(Rows from a data collection)
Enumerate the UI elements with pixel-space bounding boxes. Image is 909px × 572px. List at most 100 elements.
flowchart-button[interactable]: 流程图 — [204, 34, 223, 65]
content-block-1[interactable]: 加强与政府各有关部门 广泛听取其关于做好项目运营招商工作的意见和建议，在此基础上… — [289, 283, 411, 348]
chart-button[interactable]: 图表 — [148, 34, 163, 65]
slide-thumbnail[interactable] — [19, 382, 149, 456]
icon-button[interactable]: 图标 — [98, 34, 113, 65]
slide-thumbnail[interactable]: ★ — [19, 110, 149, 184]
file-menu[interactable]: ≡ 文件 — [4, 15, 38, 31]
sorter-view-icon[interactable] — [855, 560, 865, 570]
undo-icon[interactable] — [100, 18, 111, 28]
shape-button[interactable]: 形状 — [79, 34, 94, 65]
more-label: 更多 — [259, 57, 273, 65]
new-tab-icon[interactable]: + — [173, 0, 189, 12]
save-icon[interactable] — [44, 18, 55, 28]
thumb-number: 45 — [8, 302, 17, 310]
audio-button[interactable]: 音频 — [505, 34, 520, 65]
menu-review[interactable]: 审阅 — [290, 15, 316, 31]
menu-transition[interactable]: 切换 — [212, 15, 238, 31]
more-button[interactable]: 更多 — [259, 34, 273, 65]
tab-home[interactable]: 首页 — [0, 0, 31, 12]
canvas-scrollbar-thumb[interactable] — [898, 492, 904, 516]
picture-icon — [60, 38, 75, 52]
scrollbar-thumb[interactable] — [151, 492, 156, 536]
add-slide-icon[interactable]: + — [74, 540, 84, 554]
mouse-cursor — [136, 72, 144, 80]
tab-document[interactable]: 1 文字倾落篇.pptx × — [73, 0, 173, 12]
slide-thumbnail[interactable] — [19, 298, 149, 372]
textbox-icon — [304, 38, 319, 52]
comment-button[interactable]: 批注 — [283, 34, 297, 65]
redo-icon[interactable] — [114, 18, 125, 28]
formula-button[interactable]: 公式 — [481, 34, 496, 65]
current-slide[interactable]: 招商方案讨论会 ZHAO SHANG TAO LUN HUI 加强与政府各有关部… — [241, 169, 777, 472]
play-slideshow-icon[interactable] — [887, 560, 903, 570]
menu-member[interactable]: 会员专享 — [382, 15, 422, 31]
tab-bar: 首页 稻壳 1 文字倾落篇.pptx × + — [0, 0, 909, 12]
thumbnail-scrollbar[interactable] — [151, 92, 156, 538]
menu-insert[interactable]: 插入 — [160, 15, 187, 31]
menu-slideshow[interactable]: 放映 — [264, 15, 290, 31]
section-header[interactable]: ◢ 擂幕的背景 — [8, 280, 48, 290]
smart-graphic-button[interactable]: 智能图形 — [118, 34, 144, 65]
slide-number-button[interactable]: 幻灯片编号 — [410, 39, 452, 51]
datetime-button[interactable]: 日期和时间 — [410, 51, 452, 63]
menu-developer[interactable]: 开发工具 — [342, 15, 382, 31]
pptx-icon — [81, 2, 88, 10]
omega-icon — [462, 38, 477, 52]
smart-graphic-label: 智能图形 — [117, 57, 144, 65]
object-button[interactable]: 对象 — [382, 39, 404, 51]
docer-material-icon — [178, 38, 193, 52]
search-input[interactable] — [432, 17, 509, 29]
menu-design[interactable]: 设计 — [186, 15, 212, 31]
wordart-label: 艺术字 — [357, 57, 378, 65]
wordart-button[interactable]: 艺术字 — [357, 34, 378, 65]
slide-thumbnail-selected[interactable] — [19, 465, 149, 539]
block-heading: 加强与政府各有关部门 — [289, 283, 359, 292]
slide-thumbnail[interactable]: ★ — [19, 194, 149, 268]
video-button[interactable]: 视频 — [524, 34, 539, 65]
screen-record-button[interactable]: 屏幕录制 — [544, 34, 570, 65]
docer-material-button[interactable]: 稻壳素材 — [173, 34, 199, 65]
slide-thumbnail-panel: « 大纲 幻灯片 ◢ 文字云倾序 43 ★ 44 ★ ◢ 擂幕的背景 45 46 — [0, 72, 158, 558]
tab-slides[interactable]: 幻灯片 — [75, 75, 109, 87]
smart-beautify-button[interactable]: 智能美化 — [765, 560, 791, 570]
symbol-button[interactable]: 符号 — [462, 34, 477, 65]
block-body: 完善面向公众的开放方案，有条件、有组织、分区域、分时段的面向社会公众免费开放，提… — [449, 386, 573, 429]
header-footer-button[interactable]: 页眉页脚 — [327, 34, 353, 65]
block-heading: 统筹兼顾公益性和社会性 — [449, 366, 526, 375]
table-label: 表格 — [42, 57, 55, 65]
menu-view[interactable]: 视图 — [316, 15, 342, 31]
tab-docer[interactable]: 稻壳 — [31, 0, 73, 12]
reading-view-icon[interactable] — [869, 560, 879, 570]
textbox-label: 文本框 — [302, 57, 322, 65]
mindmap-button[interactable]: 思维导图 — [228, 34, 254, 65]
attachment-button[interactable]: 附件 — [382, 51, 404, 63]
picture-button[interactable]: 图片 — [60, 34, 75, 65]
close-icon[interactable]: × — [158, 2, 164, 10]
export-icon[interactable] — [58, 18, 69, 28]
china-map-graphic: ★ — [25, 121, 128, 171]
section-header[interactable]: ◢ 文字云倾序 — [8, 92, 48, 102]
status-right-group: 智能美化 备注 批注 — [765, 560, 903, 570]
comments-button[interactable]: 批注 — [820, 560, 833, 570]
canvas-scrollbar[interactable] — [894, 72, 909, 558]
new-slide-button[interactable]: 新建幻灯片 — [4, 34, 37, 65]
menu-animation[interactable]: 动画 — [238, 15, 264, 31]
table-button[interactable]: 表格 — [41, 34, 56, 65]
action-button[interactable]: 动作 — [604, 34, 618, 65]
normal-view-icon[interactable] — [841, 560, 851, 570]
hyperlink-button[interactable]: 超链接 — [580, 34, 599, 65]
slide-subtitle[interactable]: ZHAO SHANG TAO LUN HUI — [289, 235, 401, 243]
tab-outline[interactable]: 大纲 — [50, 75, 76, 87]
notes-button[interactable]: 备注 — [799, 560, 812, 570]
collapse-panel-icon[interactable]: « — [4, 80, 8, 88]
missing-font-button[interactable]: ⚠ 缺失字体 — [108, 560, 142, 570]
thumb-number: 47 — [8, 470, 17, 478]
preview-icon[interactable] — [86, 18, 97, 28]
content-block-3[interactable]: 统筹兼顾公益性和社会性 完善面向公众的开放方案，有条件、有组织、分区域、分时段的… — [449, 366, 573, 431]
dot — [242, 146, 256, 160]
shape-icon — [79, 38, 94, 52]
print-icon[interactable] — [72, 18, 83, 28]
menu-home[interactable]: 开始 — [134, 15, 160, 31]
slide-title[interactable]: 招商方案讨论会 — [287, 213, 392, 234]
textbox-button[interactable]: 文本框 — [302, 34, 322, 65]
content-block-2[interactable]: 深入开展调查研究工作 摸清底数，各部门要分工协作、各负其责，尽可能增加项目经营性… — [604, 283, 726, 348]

▶ Exercise instructions: Gather every row above that contains the string "material" and copy each one in full.

▶ Full answer:
docer-material-icon — [178, 38, 193, 52]
docer-material-button[interactable]: 稻壳素材 — [173, 34, 199, 65]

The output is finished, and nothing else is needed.